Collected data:
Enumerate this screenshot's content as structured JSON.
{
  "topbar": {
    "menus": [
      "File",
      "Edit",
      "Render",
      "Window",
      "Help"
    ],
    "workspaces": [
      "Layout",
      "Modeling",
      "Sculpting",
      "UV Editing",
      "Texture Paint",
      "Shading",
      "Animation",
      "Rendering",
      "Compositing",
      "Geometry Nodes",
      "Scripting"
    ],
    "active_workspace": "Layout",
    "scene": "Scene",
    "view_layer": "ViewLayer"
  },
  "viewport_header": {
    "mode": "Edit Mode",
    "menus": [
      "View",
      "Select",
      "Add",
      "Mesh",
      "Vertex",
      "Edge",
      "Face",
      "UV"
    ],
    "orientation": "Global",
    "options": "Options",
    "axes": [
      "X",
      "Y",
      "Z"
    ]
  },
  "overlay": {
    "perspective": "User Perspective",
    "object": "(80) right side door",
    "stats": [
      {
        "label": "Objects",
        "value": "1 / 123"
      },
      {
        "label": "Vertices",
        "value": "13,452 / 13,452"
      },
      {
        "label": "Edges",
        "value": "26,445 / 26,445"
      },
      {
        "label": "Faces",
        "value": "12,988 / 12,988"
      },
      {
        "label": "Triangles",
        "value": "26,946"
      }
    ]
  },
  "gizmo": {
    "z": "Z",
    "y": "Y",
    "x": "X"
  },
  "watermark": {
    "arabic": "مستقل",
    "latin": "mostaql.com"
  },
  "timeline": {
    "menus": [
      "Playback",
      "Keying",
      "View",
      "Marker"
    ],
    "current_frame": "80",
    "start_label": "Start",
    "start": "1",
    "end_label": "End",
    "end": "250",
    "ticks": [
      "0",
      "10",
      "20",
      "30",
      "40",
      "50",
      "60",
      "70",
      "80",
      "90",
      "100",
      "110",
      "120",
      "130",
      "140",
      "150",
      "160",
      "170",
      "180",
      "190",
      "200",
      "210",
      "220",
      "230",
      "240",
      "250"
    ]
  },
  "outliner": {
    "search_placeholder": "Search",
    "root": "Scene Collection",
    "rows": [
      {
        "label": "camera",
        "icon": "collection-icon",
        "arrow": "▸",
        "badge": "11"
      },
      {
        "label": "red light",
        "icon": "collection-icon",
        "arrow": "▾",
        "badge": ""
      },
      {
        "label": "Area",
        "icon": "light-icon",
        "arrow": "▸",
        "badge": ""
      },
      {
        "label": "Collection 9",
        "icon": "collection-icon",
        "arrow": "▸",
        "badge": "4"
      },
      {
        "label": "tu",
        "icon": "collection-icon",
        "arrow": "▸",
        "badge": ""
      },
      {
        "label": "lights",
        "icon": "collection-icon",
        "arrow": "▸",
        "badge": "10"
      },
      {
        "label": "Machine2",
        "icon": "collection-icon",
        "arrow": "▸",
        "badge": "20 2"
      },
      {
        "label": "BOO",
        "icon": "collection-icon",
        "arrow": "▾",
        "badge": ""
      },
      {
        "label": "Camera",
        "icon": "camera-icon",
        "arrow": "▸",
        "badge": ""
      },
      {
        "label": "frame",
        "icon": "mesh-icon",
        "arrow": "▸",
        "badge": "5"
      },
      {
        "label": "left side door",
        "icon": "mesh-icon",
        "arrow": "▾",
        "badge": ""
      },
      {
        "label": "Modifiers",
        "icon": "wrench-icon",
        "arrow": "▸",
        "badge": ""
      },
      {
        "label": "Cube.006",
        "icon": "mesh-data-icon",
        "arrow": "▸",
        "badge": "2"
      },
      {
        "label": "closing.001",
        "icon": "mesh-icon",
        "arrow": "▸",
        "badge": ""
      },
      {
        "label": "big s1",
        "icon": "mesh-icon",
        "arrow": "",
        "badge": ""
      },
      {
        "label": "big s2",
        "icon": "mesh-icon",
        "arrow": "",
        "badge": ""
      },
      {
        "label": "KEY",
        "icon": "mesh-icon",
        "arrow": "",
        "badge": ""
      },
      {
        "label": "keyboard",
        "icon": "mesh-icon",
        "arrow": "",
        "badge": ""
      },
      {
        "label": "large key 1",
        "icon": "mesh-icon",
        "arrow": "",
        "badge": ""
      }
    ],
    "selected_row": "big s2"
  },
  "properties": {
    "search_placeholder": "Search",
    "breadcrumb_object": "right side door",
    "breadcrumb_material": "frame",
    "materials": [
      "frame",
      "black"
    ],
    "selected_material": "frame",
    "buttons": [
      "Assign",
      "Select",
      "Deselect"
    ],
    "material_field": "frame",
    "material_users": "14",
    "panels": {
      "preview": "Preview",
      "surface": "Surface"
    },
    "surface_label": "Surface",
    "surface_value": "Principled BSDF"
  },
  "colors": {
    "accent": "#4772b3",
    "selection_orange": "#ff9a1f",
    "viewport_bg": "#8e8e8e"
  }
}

EXERCISE GOAL: Restate the listing above word for word.

RIGHT ANSWER:
Enumerate this screenshot's content as structured JSON.
{
  "topbar": {
    "menus": [
      "File",
      "Edit",
      "Render",
      "Window",
      "Help"
    ],
    "workspaces": [
      "Layout",
      "Modeling",
      "Sculpting",
      "UV Editing",
      "Texture Paint",
      "Shading",
      "Animation",
      "Rendering",
      "Compositing",
      "Geometry Nodes",
      "Scripting"
    ],
    "active_workspace": "Layout",
    "scene": "Scene",
    "view_layer": "ViewLayer"
  },
  "viewport_header": {
    "mode": "Edit Mode",
    "menus": [
      "View",
      "Select",
      "Add",
      "Mesh",
      "Vertex",
      "Edge",
      "Face",
      "UV"
    ],
    "orientation": "Global",
    "options": "Options",
    "axes": [
      "X",
      "Y",
      "Z"
    ]
  },
  "overlay": {
    "perspective": "User Perspective",
    "object": "(80) right side door",
    "stats": [
      {
        "label": "Objects",
        "value": "1 / 123"
      },
      {
        "label": "Vertices",
        "value": "13,452 / 13,452"
      },
      {
        "label": "Edges",
        "value": "26,445 / 26,445"
      },
      {
        "label": "Faces",
        "value": "12,988 / 12,988"
      },
      {
        "label": "Triangles",
        "value": "26,946"
      }
    ]
  },
  "gizmo": {
    "z": "Z",
    "y": "Y",
    "x": "X"
  },
  "watermark": {
    "arabic": "مستقل",
    "latin": "mostaql.com"
  },
  "timeline": {
    "menus": [
      "Playback",
      "Keying",
      "View",
      "Marker"
    ],
    "current_frame": "80",
    "start_label": "Start",
    "start": "1",
    "end_label": "End",
    "end": "250",
    "ticks": [
      "0",
      "10",
      "20",
      "30",
      "40",
      "50",
      "60",
      "70",
      "80",
      "90",
      "100",
      "110",
      "120",
      "130",
      "140",
      "150",
      "160",
      "170",
      "180",
      "190",
      "200",
      "210",
      "220",
      "230",
      "240",
      "250"
    ]
  },
  "outliner": {
    "search_placeholder": "Search",
    "root": "Scene Collection",
    "rows": [
      {
        "label": "camera",
        "icon": "collection-icon",
        "arrow": "▸",
        "badge": "11"
      },
      {
        "label": "red light",
        "icon": "collection-icon",
        "arrow": "▾",
        "badge": ""
      },
      {
        "label": "Area",
        "icon": "light-icon",
        "arrow": "▸",
        "badge": ""
      },
      {
        "label": "Collection 9",
        "icon": "collection-icon",
        "arrow": "▸",
        "badge": "4"
      },
      {
        "label": "tu",
        "icon": "collection-icon",
        "arrow": "▸",
        "badge": ""
      },
      {
        "label": "lights",
        "icon": "collection-icon",
        "arrow": "▸",
        "badge": "10"
      },
      {
        "label": "Machine2",
        "icon": "collection-icon",
        "arrow": "▸",
        "badge": "20 2"
      },
      {
        "label": "BOO",
        "icon": "collection-icon",
        "arrow": "▾",
        "badge": ""
      },
      {
        "label": "Camera",
        "icon": "camera-icon",
        "arrow": "▸",
        "badge": ""
      },
      {
        "label": "frame",
        "icon": "mesh-icon",
        "arrow": "▸",
        "badge": "5"
      },
      {
        "label": "left side door",
        "icon": "mesh-icon",
        "arrow": "▾",
        "badge": ""
      },
      {
        "label": "Modifiers",
        "icon": "wrench-icon",
        "arrow": "▸",
        "badge": ""
      },
      {
        "label": "Cube.006",
        "icon": "mesh-data-icon",
        "arrow": "▸",
        "badge": "2"
      },
      {
        "label": "closing.001",
        "icon": "mesh-icon",
        "arrow": "▸",
        "badge": ""
      },
      {
        "label": "big s1",
        "icon": "mesh-icon",
        "arrow": "",
        "badge": ""
      },
      {
        "label": "big s2",
        "icon": "mesh-icon",
        "arrow": "",
        "badge": ""
      },
      {
        "label": "KEY",
        "icon": "mesh-icon",
        "arrow": "",
        "badge": ""
      },
      {
        "label": "keyboard",
        "icon": "mesh-icon",
        "arrow": "",
        "badge": ""
      },
      {
        "label": "large key 1",
        "icon": "mesh-icon",
        "arrow": "",
        "badge": ""
      }
    ],
    "selected_row": "big s2"
  },
  "properties": {
    "search_placeholder": "Search",
    "breadcrumb_object": "right side door",
    "breadcrumb_material": "frame",
    "materials": [
      "frame",
      "black"
    ],
    "selected_material": "frame",
    "buttons": [
      "Assign",
      "Select",
      "Deselect"
    ],
    "material_field": "frame",
    "material_users": "14",
    "panels": {
      "preview": "Preview",
      "surface": "Surface"
    },
    "surface_label": "Surface",
    "surface_value": "Principled BSDF"
  },
  "colors": {
    "accent": "#4772b3",
    "selection_orange": "#ff9a1f",
    "viewport_bg": "#8e8e8e"
  }
}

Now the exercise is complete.